- Source excerpt -
^^^^^^^^^^^^^^^^
# quick tips on using a ext. tube with a nikon d300



## Vespa (Apr 11, 2011)

I picked up a cheap set of tubes to play with on my d300 and I don't really know how they work. All I can get are really dark shots? Can someone point me in the right direction to get a little better? I know they are very basic so I dont think I will get the best quality but would like to get a little better.
Thanks


----------



## Derrel (Apr 11, 2011)

If the tubes are REALLY cheap ones, they will have NO electrical contacts, and so all of the G-type Nikkor lenses, the lenses without aperture rings, will be operating ONLY at their minimum aperture when fitted to an extension tube. So....is it possible that you are using an ultra-economy tube set that has no aperture control????


----------



## Edsport (Apr 11, 2011)

That's not true. It'll be operating at the widest aperture with no electrical contacts not minimum.

Post some shots with exif and that should help determine the problem...
^^^^^^^^^^^^^^^^
- Rows -
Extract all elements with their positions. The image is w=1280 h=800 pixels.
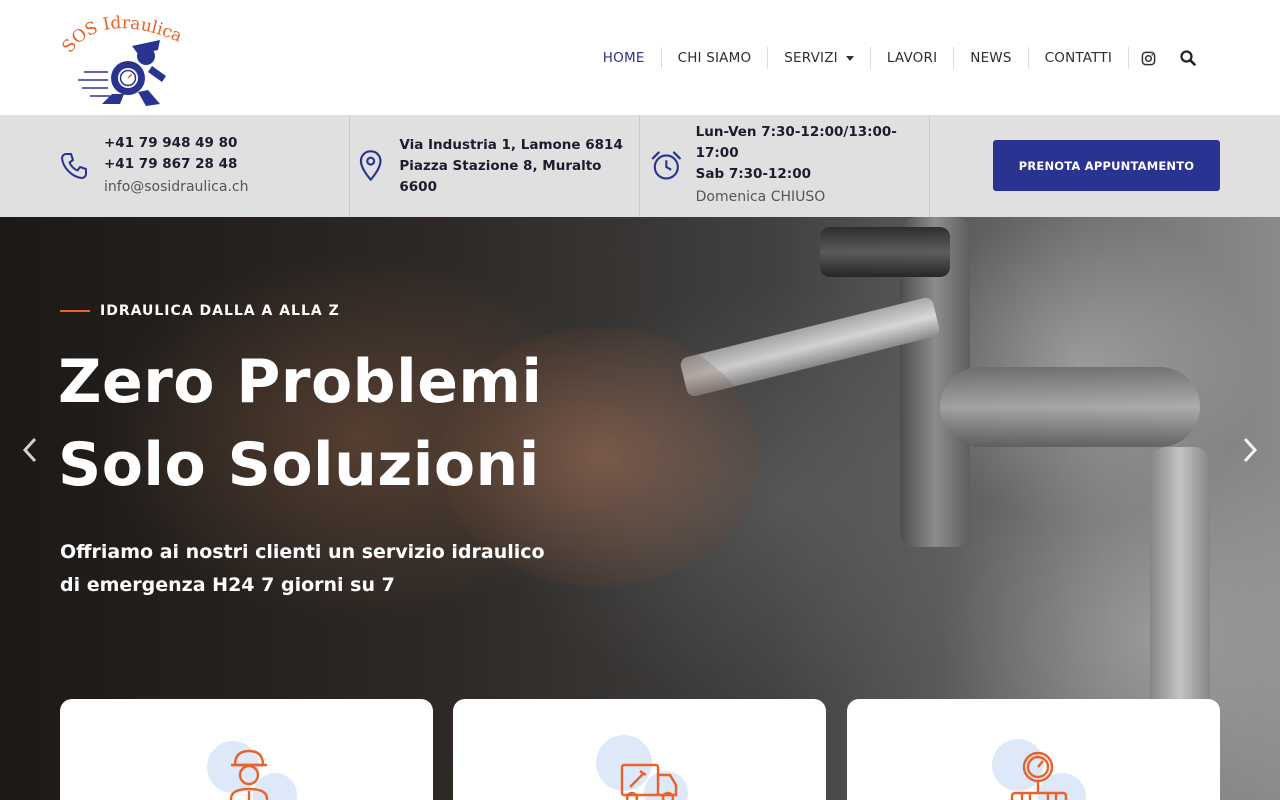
divider xyxy=(639,115,640,217)
divider xyxy=(349,115,350,217)
pressure-gauge-pipes-icon xyxy=(991,739,1086,800)
phone-icon xyxy=(61,153,87,179)
phone-number-2[interactable]: +41 79 867 28 48 xyxy=(104,154,248,175)
service-card[interactable] xyxy=(847,699,1220,800)
logo[interactable]: SOS Idraulica xyxy=(58,6,192,110)
hours-weekdays: Lun-Ven 7:30-12:00/13:00-17:00 xyxy=(695,124,897,161)
nav-home-label: HOME xyxy=(602,50,645,66)
site-header: SOS Idraulica HOME CHI SIAM xyxy=(0,0,1280,115)
nav-contatti[interactable]: CONTATTI xyxy=(1027,47,1128,69)
nav-news-label: NEWS xyxy=(970,50,1012,66)
map-pin-icon xyxy=(359,150,382,182)
email-link[interactable]: info@sosidraulica.ch xyxy=(104,177,248,198)
address-line-2: Piazza Stazione 8, Muralto 6600 xyxy=(399,157,602,195)
nav-contatti-label: CONTATTI xyxy=(1044,50,1112,66)
chevron-left-icon[interactable] xyxy=(18,435,42,465)
service-truck-icon xyxy=(595,735,688,800)
hero-headline: Zero Problemi Solo Soluzioni xyxy=(58,341,698,507)
service-card[interactable] xyxy=(453,699,826,800)
divider xyxy=(929,115,930,217)
main-nav: HOME CHI SIAMO SERVIZI LAVORI NEWS CONTA… xyxy=(587,44,1208,72)
nav-lavori[interactable]: LAVORI xyxy=(869,47,953,69)
phone-block: +41 79 948 49 80 +41 79 867 28 48 info@s… xyxy=(58,115,348,217)
headline-line-1: Zero Problemi xyxy=(58,347,543,417)
nav-news[interactable]: NEWS xyxy=(953,47,1027,69)
contact-info-bar: +41 79 948 49 80 +41 79 867 28 48 info@s… xyxy=(0,115,1280,217)
service-card[interactable] xyxy=(60,699,433,800)
phone-number-1[interactable]: +41 79 948 49 80 xyxy=(104,133,248,154)
hours-block: Lun-Ven 7:30-12:00/13:00-17:00 Sab 7:30-… xyxy=(650,115,930,217)
search-icon[interactable] xyxy=(1168,47,1208,69)
hours-saturday: Sab 7:30-12:00 xyxy=(695,166,811,182)
nav-home[interactable]: HOME xyxy=(587,47,661,69)
logo-mascot-icon: SOS Idraulica xyxy=(58,13,185,106)
chevron-right-icon[interactable] xyxy=(1238,435,1262,465)
alarm-clock-icon xyxy=(651,151,681,180)
address-block: Via Industria 1, Lamone 6814 Piazza Staz… xyxy=(358,115,638,217)
hero-eyebrow: IDRAULICA DALLA A ALLA Z xyxy=(60,303,340,319)
hours-sunday: Domenica CHIUSO xyxy=(695,189,826,205)
eyebrow-text: IDRAULICA DALLA A ALLA Z xyxy=(100,303,340,319)
logo-text: SOS Idraulica xyxy=(58,13,184,57)
hero-subtitle: Offriamo ai nostri clienti un servizio i… xyxy=(60,536,620,602)
instagram-icon[interactable] xyxy=(1128,47,1168,69)
book-appointment-button[interactable]: PRENOTA APPUNTAMENTO xyxy=(993,140,1220,191)
nav-servizi[interactable]: SERVIZI xyxy=(767,47,870,69)
address-line-1: Via Industria 1, Lamone 6814 xyxy=(399,136,623,153)
headline-line-2: Solo Soluzioni xyxy=(58,430,540,500)
subtitle-line-2: di emergenza H24 7 giorni su 7 xyxy=(60,574,395,596)
eyebrow-line xyxy=(60,310,90,312)
nav-servizi-label: SERVIZI xyxy=(784,50,838,66)
caret-down-icon xyxy=(845,55,854,61)
svg-text:SOS Idraulica: SOS Idraulica xyxy=(62,13,185,57)
nav-lavori-label: LAVORI xyxy=(886,50,938,66)
nav-chi-siamo-label: CHI SIAMO xyxy=(677,50,752,66)
nav-chi-siamo[interactable]: CHI SIAMO xyxy=(660,47,768,69)
plumber-worker-icon xyxy=(206,741,297,800)
subtitle-line-1: Offriamo ai nostri clienti un servizio i… xyxy=(60,541,545,563)
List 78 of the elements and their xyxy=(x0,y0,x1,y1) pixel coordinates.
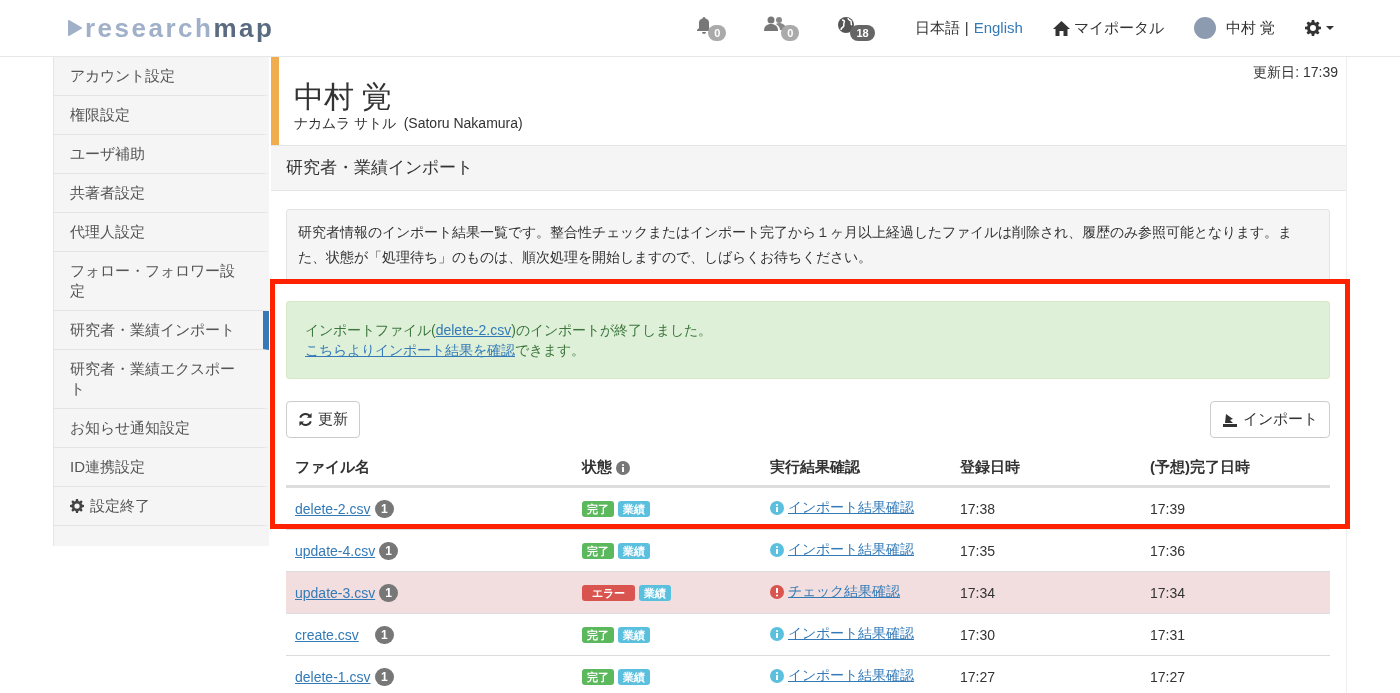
table-cell: 17:38 xyxy=(960,500,996,517)
result-link[interactable]: インポート結果確認 xyxy=(788,541,914,559)
table-cell: 17:35 xyxy=(960,542,996,559)
user-menu[interactable]: 中村 覚 xyxy=(1193,17,1275,39)
count-badge: 0 xyxy=(708,25,727,41)
file-link[interactable]: update-4.csv xyxy=(295,542,376,559)
category-label: 業績 xyxy=(618,669,650,685)
site-logo[interactable]: researchmap xyxy=(68,12,275,44)
result-link[interactable]: インポート結果確認 xyxy=(788,667,914,685)
import-icon xyxy=(1222,412,1238,427)
count-badge: 1 xyxy=(379,583,398,602)
sidebar-item[interactable]: フォロー・フォロワー設定 xyxy=(54,252,269,311)
result-link[interactable]: インポート結果確認 xyxy=(788,499,914,517)
portal-link[interactable]: マイポータル xyxy=(1052,18,1164,38)
success-alert: インポートファイル(delete-2.csv)のインポートが終了しました。 こちらよりインポート結果を確認できます。 xyxy=(286,301,1330,379)
file-link[interactable]: create.csv xyxy=(295,626,371,643)
count-badge: 0 xyxy=(781,25,800,41)
sidebar-item[interactable]: 共著者設定 xyxy=(54,174,269,213)
sidebar-item[interactable]: 研究者・業績エクスポート xyxy=(54,350,269,409)
category-label: 業績 xyxy=(618,627,650,643)
updated-date: 更新日: 17:39 xyxy=(1253,64,1338,82)
info-icon xyxy=(616,460,630,475)
table-cell: 17:30 xyxy=(960,626,996,643)
table-cell: 17:27 xyxy=(1150,668,1186,685)
table-cell: 17:31 xyxy=(1150,626,1186,643)
category-label: 業績 xyxy=(639,585,671,601)
sidebar-item[interactable]: 権限設定 xyxy=(54,96,269,135)
sidebar-item[interactable]: お知らせ通知設定 xyxy=(54,409,269,448)
column-header: 状態 xyxy=(582,458,612,477)
table-cell: 17:34 xyxy=(1150,584,1186,601)
sidebar-item[interactable]: アカウント設定 xyxy=(54,57,269,96)
table-cell: 17:36 xyxy=(1150,542,1186,559)
table-cell: 17:27 xyxy=(960,668,996,685)
column-header: 実行結果確認 xyxy=(770,458,860,477)
home-icon xyxy=(1052,20,1070,36)
globe-icon[interactable] xyxy=(837,16,856,34)
column-header: ファイル名 xyxy=(295,458,370,477)
count-badge: 1 xyxy=(379,541,398,560)
sidebar-item[interactable]: 設定終了 xyxy=(54,487,269,526)
sidebar-item[interactable]: 研究者・業績インポート xyxy=(54,311,269,350)
users-icon[interactable] xyxy=(764,16,787,32)
separator: | xyxy=(964,18,969,38)
file-link[interactable]: delete-1.csv xyxy=(295,668,371,685)
count-badge: 1 xyxy=(375,499,394,518)
count-badge: 1 xyxy=(375,625,394,644)
status-label: 完了 xyxy=(582,669,614,685)
status-label: 完了 xyxy=(582,543,614,559)
column-header: (予想)完了日時 xyxy=(1150,458,1250,477)
table-cell: 17:34 xyxy=(960,584,996,601)
language-link[interactable]: English xyxy=(973,18,1023,38)
status-label: 完了 xyxy=(582,627,614,643)
profile-name: 中村 覚 xyxy=(294,80,393,113)
profile-reading: ナカムラ サトル (Satoru Nakamura) xyxy=(294,115,523,133)
status-label: エラー xyxy=(582,585,635,601)
gear-icon xyxy=(1305,20,1321,36)
gear-icon xyxy=(70,499,84,513)
import-button[interactable]: インポート xyxy=(1210,401,1330,438)
section-header: 研究者・業績インポート xyxy=(271,145,1346,191)
category-label: 業績 xyxy=(618,501,650,517)
settings-menu[interactable] xyxy=(1305,20,1334,36)
file-link[interactable]: delete-2.csv xyxy=(295,500,371,517)
refresh-icon xyxy=(298,412,313,427)
description-text: 研究者情報のインポート結果一覧です。整合性チェックまたはインポート完了から１ヶ月以上経過したファイルは削除され、履歴のみ参照可能となります。また、状態が「処理待ち」のものは、順次処理を開始しますので、しばらくお待ちください。 xyxy=(286,209,1330,281)
file-link[interactable]: delete-2.csv xyxy=(435,322,512,338)
sidebar-item[interactable]: ID連携設定 xyxy=(54,448,269,487)
language-link[interactable]: 日本語 xyxy=(914,18,960,38)
count-badge: 18 xyxy=(850,25,875,41)
table-cell: 17:39 xyxy=(1150,500,1186,517)
sidebar-item[interactable]: 代理人設定 xyxy=(54,213,269,252)
refresh-button[interactable]: 更新 xyxy=(286,401,360,438)
result-link[interactable]: こちらよりインポート結果を確認 xyxy=(305,342,515,358)
status-label: 完了 xyxy=(582,501,614,517)
column-header: 登録日時 xyxy=(960,458,1020,477)
category-label: 業績 xyxy=(618,543,650,559)
sidebar-item[interactable]: ユーザ補助 xyxy=(54,135,269,174)
count-badge: 1 xyxy=(375,667,394,686)
file-link[interactable]: update-3.csv xyxy=(295,584,376,601)
result-link[interactable]: インポート結果確認 xyxy=(788,625,914,643)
^^^^^^^^^^^^^^^^
- Directions -
Repeat word for word the part of the extension tube thread starting with "## Derrel (Apr" and going on through "contacts not minimum.". The entries have nothing to do with the extension tube thread.

- Result of this task -
## Derrel (Apr 11, 2011)

If the tubes are REALLY cheap ones, they will have NO electrical contacts, and so all of the G-type Nikkor lenses, the lenses without aperture rings, will be operating ONLY at their minimum aperture when fitted to an extension tube. So....is it possible that you are using an ultra-economy tube set that has no aperture control????


----------



## Edsport (Apr 11, 2011)

That's not true. It'll be operating at the widest aperture with no electrical contacts not minimum.